Exercise instructions:
• 1. In the comment thread on email introduction etiquette, why does Anand Sanwal say there would be fewer introductions if everyone followed double opt-in etiquette?
• 2. Retype the part of the comment thread on email introduction etiquette starting at "I’ve been guilty" and ending at "you’re doing well.".
• 3. Write what comes next in the comment thread on email introduction etiquette.

Text under study:
-- Opening Marker --

    I’ve been guilty of the single-opt-intro before, but more often on the other end. I dislike these requests flooding my inbox, especially during particularly busy weeks (aren’t they all?!). As a former habitual over-commiter, I recognize that saying “No” to most opportunities is the only way to stay focused. It’s nice to be able to say no in the beginning, or worse, neglecting to follow up and seeming like a jerk.

    Thanks, Anand! Hope you’re doing well.

  • http://www.4044walnut.com Anand Sanwal

    Isaac,

    Glad you like the post. And glad to hear you’re a convert to double opt-in intros. You’ve made the lives of people you’re introducing better as a result :)

    Thanks for reading!

    Anand

  • http://www.4044walnut.com Anand Sanwal

    Nick,

    Thanks for the comment and for reading. If everyone followed double opt-in etiquette, there’d be less introductions as they require more work for the “introducer”.

    Best,
    Anand

  • Ashley

    Thank you for a great introduction to email introduction etiquette. Having been on the receiving end of such emails many times, I am glad to see someone put in the time and talent to explain the proper way of doing things. I will direct future offenders to you blog :-)

  • http://wowisme.net/ Adryenn Ashley

    My intro’s are like your doubles, but they are to both parties, with the same detail given about and to each person, why I adore them both, and why they have to meet! I never make a bad introduction. When I do make an intro, it’s always gold, my contacts know it, and instantly connect (for all the reasons I give and the many more I see that they trust are there). If you build a reputation of excellence, your contacts will value your intro’s. Never be lazy, always be intentional, and respect peoples time.

-- Closing Marker --

Information provided:
-- Opening Marker --

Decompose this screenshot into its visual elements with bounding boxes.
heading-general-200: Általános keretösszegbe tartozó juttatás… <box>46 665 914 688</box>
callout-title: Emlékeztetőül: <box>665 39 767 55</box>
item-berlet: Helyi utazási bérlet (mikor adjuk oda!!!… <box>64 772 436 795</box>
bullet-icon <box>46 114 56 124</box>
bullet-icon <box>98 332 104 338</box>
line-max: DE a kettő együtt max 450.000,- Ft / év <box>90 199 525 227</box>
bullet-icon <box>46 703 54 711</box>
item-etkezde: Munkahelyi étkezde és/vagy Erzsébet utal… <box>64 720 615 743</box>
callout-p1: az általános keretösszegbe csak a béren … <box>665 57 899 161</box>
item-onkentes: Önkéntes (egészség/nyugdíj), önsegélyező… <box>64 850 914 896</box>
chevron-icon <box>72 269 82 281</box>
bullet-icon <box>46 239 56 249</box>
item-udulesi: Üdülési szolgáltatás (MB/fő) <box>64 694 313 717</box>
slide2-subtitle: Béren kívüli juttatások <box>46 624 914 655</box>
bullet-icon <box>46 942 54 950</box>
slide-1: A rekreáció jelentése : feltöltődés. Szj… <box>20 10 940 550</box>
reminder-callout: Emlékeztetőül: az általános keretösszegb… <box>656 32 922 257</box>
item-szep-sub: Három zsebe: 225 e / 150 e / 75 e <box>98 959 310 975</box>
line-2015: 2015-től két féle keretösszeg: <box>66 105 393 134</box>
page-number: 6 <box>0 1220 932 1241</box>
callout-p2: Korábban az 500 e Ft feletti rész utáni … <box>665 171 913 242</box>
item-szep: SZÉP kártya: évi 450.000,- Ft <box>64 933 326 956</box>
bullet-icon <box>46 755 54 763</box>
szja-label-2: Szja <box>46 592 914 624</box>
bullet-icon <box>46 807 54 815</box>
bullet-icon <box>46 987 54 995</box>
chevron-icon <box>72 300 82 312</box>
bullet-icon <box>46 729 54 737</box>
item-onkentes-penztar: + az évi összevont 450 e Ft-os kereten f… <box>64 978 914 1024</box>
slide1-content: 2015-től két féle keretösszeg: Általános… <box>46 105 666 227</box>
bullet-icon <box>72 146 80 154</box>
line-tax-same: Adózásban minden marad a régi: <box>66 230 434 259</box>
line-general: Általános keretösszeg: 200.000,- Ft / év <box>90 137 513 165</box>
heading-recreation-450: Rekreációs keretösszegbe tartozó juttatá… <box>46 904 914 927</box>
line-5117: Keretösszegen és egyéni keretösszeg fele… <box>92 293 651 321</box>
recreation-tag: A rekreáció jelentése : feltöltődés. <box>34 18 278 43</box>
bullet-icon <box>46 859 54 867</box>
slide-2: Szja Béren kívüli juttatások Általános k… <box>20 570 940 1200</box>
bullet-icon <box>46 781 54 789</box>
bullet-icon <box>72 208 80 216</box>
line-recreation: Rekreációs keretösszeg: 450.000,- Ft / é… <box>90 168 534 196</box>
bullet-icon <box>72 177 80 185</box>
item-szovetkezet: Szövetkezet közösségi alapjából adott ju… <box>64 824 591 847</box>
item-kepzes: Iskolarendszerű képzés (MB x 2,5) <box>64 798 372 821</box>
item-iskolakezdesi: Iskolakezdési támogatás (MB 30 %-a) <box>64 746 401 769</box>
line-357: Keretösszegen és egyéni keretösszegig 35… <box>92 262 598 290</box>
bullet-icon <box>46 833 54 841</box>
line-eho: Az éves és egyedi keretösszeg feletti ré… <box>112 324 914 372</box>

-- Closing Marker --

Replies:
• 1. Double opt-in introductions require more work for the "introducer."

• 2.
I’ve been guilty of the single-opt-intro before, but more often on the other end. I dislike these requests flooding my inbox, especially during particularly busy weeks (aren’t they all?!). As a former habitual over-commiter, I recognize that saying “No” to most opportunities is the only way to stay focused. It’s nice to be able to say no in the beginning, or worse, neglecting to follow up and seeming like a jerk.

    Thanks, Anand! Hope you’re doing well.

• 3.
  • http://www.4044walnut.com Anand Sanwal

    Adryenn – that’s living dangerously :)

    Be intentional and respect people’s time – amen. I still think double opt-in is the safest, most respectful way to go. It takes out the judgment call aspect.

  • http://www.4044walnut.com Anand Sanwal

    Thanks Ashley.

  • http://QuotaDeck.com Bubba Page

    This is simply the clearest way I have heard this said. I am going through the Techstars program here in Boulder and luckily they train all of us founders to do the same. I have noticed, that as I am building my startup, http://QuotaDeck.com – a marketplace for b2b warm intros — that this philosophy is exactly what we are trying to teach our users. I am going to share this with all of them! Thanks

  • Bruce Rosard

    This IS good

  • http://www.4044walnut.com Anand Sanwal

    Yes – very true. I think context on why an intro makes sense is always a good thing.

  • Jeff Eskow

    Don makes a good point. You wasted your OWN time as well as one of your 2 contacts if you wait for both parties to tell YOU it’s ok to meet.

    In today’s day and age, the entire Business Universe knows the value of networking.
    If Mary chooses not to contact Joe, it’s her loss…and While Joe may feel “funny” he WILL get over it quickly.

  • http://www.4044walnut.com Anand Sanwal

    Don – you manage expectations on both sides. I just tell folks I’m going to make sure they’re ok with the intro before I make it. Never had anyone get their panties in a bunch as a result.

  • http://www.4044walnut.com Anand Sanwal

    Jeff – Thx for reading.

    Networking is only valuable if with the right folks. And I def don’t want to waste the time of folks in my network with intros they feel are useless and which force them to take meetings they don’t want.

  • http://www.asecondopinion.nl Thees Peereboom

    This is most certainly not the way I would handle things. I would email Mary and not mention Jack’s name, just describe his activities and would ask she’d be willing to connect. If Mary would agree I would email Jack and describe Mary’s activities and ask him if he’d be willing to connect. After getting his permission too I would introduce both to eachother.

  • CB Insights

    Hi there. Thanks for reading and for the comment.

    Think we’re violently agreeing here. Think you’re using the same approach but just not providing the name but otherwise, it’s the same thing. Anonymizing the emails seems counterproductive to be honest in case they want to research on their own and just would appear strange to whoever you’re introducing. “I have this great guy whose name I can’t tell you. He does X, Y and Z”. Weird no?